§ GIVEN TASK
Repeat each entry word for word. Leave any images out of the copy.

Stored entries
^^^^^^^^

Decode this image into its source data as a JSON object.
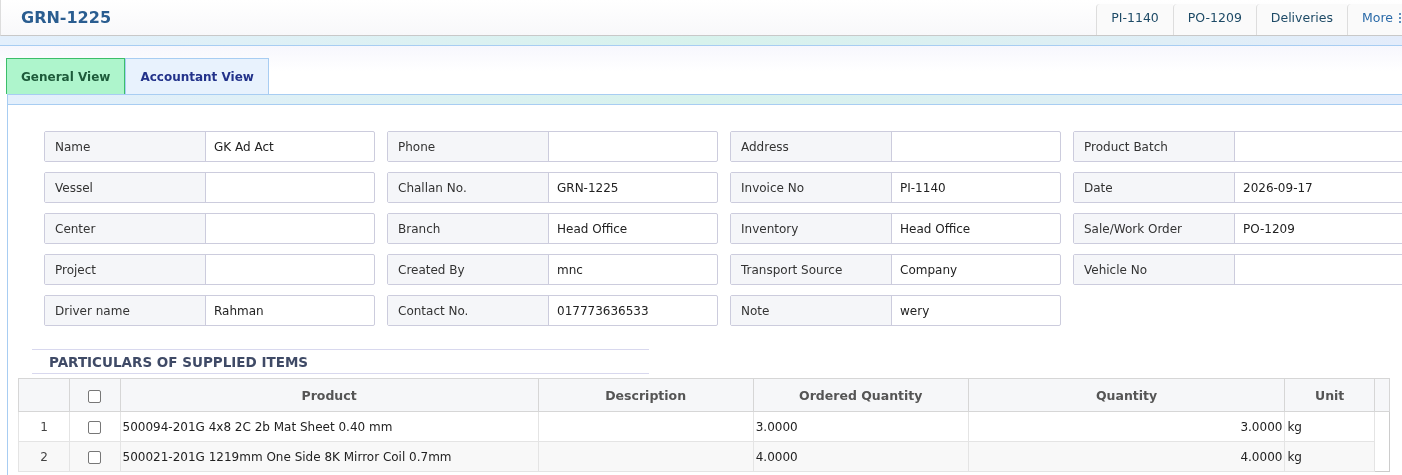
{
  "header": {
    "title": "GRN-1225",
    "links": [
      {
        "label": "PI-1140",
        "kind": "link"
      },
      {
        "label": "PO-1209",
        "kind": "link"
      },
      {
        "label": "Deliveries",
        "kind": "link"
      },
      {
        "label": "More",
        "kind": "menu"
      }
    ]
  },
  "tabs": [
    {
      "label": "General View",
      "selected": true
    },
    {
      "label": "Accountant View",
      "selected": false
    }
  ],
  "fields": [
    {
      "label": "Name",
      "value": "GK Ad Act"
    },
    {
      "label": "Phone"
    },
    {
      "label": "Address"
    },
    {
      "label": "Product Batch"
    },
    {
      "label": "Vessel"
    },
    {
      "label": "Challan No.",
      "value": "GRN-1225"
    },
    {
      "label": "Invoice No",
      "value": "PI-1140"
    },
    {
      "label": "Date",
      "value": "2026-09-17"
    },
    {
      "label": "Center"
    },
    {
      "label": "Branch",
      "value": "Head Office"
    },
    {
      "label": "Inventory",
      "value": "Head Office"
    },
    {
      "label": "Sale/Work Order",
      "value": "PO-1209"
    },
    {
      "label": "Project"
    },
    {
      "label": "Created By",
      "value": "mnc"
    },
    {
      "label": "Transport Source",
      "value": "Company"
    },
    {
      "label": "Vehicle No"
    },
    {
      "label": "Driver name",
      "value": "Rahman"
    },
    {
      "label": "Contact No.",
      "value": "017773636533"
    },
    {
      "label": "Note",
      "value": "wery"
    }
  ],
  "items": {
    "title": "PARTICULARS OF SUPPLIED ITEMS",
    "select_all": {
      "checked": false
    },
    "columns": [
      "Product",
      "Description",
      "Ordered Quantity",
      "Quantity",
      "Unit"
    ],
    "rows": [
      {
        "index": "1",
        "checked": false,
        "product": "500094-201G 4x8 2C 2b Mat Sheet 0.40 mm",
        "ordered": "3.0000",
        "quantity": "3.0000",
        "unit": "kg"
      },
      {
        "index": "2",
        "checked": false,
        "product": "500021-201G 1219mm One Side 8K Mirror Coil 0.7mm",
        "ordered": "4.0000",
        "quantity": "4.0000",
        "unit": "kg"
      }
    ]
  }
}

^^^^^^^^

§ CORRECT RESPONSE
Decode this image into its source data as a JSON object.
{
  "header": {
    "title": "GRN-1225",
    "links": [
      {
        "label": "PI-1140",
        "kind": "link"
      },
      {
        "label": "PO-1209",
        "kind": "link"
      },
      {
        "label": "Deliveries",
        "kind": "link"
      },
      {
        "label": "More",
        "kind": "menu"
      }
    ]
  },
  "tabs": [
    {
      "label": "General View",
      "selected": true
    },
    {
      "label": "Accountant View",
      "selected": false
    }
  ],
  "fields": [
    {
      "label": "Name",
      "value": "GK Ad Act"
    },
    {
      "label": "Phone"
    },
    {
      "label": "Address"
    },
    {
      "label": "Product Batch"
    },
    {
      "label": "Vessel"
    },
    {
      "label": "Challan No.",
      "value": "GRN-1225"
    },
    {
      "label": "Invoice No",
      "value": "PI-1140"
    },
    {
      "label": "Date",
      "value": "2026-09-17"
    },
    {
      "label": "Center"
    },
    {
      "label": "Branch",
      "value": "Head Office"
    },
    {
      "label": "Inventory",
      "value": "Head Office"
    },
    {
      "label": "Sale/Work Order",
      "value": "PO-1209"
    },
    {
      "label": "Project"
    },
    {
      "label": "Created By",
      "value": "mnc"
    },
    {
      "label": "Transport Source",
      "value": "Company"
    },
    {
      "label": "Vehicle No"
    },
    {
      "label": "Driver name",
      "value": "Rahman"
    },
    {
      "label": "Contact No.",
      "value": "017773636533"
    },
    {
      "label": "Note",
      "value": "wery"
    }
  ],
  "items": {
    "title": "PARTICULARS OF SUPPLIED ITEMS",
    "select_all": {
      "checked": false
    },
    "columns": [
      "Product",
      "Description",
      "Ordered Quantity",
      "Quantity",
      "Unit"
    ],
    "rows": [
      {
        "index": "1",
        "checked": false,
        "product": "500094-201G 4x8 2C 2b Mat Sheet 0.40 mm",
        "ordered": "3.0000",
        "quantity": "3.0000",
        "unit": "kg"
      },
      {
        "index": "2",
        "checked": false,
        "product": "500021-201G 1219mm One Side 8K Mirror Coil 0.7mm",
        "ordered": "4.0000",
        "quantity": "4.0000",
        "unit": "kg"
      }
    ]
  }
}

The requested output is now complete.